**Entries**.
··········

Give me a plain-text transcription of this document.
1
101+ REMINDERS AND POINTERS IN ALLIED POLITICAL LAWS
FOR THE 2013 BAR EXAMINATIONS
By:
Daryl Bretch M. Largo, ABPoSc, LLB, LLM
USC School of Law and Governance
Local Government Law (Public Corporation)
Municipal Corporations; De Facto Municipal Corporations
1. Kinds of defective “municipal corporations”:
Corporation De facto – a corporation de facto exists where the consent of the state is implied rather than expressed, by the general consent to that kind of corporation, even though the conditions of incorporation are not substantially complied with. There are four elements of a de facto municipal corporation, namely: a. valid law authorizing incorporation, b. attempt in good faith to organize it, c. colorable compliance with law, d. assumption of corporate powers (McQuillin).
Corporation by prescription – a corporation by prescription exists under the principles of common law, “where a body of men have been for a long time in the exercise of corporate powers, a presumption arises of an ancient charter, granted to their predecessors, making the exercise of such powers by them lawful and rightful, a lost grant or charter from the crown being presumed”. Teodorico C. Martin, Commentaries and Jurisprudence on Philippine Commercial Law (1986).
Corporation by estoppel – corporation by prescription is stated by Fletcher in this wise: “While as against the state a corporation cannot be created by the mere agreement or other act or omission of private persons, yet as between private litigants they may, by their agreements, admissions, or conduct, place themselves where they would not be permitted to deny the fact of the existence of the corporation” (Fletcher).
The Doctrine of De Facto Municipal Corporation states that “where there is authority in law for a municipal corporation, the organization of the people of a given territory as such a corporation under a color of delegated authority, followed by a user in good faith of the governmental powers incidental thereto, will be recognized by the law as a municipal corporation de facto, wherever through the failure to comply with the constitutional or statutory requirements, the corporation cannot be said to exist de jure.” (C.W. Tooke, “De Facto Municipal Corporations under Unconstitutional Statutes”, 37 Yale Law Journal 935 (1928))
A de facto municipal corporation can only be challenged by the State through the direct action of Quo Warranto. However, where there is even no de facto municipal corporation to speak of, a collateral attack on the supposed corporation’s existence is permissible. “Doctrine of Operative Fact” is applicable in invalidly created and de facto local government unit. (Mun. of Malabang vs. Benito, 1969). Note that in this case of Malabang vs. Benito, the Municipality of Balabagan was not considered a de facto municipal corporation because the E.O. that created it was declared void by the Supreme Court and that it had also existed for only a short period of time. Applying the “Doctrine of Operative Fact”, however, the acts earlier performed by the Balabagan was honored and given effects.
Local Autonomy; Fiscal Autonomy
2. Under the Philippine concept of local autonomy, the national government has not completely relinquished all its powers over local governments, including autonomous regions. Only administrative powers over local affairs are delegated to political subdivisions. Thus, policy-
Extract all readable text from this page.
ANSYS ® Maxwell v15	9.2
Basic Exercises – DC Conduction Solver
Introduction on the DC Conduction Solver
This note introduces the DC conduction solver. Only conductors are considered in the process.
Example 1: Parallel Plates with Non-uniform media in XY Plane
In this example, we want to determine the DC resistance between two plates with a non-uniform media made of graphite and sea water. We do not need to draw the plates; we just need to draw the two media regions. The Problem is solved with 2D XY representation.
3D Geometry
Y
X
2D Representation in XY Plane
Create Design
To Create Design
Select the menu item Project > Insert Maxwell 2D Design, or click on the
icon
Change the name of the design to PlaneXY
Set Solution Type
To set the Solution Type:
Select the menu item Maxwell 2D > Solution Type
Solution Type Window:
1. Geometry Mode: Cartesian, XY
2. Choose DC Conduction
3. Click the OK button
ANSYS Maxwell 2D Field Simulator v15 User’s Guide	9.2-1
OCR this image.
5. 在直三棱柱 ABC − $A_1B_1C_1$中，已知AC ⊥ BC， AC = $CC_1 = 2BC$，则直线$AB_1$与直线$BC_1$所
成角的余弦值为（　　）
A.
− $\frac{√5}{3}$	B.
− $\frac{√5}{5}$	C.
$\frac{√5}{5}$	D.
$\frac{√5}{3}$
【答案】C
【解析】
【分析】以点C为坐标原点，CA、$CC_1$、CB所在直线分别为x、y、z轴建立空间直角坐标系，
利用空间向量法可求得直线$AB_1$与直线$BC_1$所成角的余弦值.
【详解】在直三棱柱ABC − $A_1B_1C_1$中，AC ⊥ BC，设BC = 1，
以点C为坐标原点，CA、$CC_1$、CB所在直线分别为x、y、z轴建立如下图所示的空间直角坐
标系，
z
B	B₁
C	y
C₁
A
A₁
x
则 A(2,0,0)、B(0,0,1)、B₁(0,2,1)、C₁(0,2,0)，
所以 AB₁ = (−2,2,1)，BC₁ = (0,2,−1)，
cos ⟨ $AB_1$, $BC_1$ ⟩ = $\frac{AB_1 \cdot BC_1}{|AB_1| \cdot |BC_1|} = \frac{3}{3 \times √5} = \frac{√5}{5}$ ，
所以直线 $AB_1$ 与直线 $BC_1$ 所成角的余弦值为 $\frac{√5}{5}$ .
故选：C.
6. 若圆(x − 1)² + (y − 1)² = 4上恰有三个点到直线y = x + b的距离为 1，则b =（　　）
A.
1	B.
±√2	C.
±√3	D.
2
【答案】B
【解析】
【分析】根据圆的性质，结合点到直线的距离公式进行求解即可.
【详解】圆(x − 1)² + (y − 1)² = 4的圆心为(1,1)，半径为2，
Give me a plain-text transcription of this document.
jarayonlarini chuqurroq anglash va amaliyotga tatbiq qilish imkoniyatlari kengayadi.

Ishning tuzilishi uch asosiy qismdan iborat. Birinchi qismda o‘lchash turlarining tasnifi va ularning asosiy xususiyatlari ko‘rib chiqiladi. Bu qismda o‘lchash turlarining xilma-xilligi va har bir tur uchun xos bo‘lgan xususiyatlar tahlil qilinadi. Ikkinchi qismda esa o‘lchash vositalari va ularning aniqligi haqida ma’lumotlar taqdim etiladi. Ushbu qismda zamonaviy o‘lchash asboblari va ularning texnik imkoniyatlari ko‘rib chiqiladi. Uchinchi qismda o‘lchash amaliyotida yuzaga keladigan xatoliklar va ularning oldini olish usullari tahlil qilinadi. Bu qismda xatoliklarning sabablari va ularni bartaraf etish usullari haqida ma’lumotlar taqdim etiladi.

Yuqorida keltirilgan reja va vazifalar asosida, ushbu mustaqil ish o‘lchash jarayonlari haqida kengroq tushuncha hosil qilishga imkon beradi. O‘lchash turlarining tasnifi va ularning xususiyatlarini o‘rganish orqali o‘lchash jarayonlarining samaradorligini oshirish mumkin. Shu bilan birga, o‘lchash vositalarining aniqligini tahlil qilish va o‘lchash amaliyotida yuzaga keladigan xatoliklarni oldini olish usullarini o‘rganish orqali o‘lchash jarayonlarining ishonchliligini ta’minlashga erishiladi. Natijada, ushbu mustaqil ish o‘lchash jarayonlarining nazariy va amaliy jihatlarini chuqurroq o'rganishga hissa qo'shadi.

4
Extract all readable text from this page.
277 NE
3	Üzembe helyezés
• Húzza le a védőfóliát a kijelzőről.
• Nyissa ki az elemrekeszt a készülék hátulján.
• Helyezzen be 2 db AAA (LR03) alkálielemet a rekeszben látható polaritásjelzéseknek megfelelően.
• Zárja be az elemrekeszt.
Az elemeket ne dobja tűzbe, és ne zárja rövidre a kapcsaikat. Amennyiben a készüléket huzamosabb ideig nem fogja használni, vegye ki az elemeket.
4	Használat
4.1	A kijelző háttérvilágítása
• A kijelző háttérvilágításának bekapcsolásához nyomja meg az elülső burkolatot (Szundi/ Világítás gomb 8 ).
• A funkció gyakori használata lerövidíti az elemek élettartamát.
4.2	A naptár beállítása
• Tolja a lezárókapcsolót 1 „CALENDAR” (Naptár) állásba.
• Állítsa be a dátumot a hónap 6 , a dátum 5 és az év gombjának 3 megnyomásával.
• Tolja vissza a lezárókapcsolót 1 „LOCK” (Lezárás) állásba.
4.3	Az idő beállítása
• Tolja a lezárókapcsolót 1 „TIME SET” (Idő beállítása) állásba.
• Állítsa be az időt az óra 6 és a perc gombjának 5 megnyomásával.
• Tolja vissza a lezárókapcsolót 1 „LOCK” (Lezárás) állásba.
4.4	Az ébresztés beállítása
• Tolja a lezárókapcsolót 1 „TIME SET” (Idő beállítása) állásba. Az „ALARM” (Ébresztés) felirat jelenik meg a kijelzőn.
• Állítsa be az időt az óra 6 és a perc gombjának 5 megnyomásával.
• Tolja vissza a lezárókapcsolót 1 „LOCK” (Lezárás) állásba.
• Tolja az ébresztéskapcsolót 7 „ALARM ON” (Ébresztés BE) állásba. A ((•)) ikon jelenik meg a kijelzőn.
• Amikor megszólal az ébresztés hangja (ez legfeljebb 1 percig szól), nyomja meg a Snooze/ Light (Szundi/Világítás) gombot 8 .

··········

**Exercise brief**.
Find the lines that include the string "menu", then copy each of them.

**Answer to the task**.
Select the menu item Project > Insert Maxwell 2D Design, or click on the
Select the menu item Maxwell 2D > Solution Type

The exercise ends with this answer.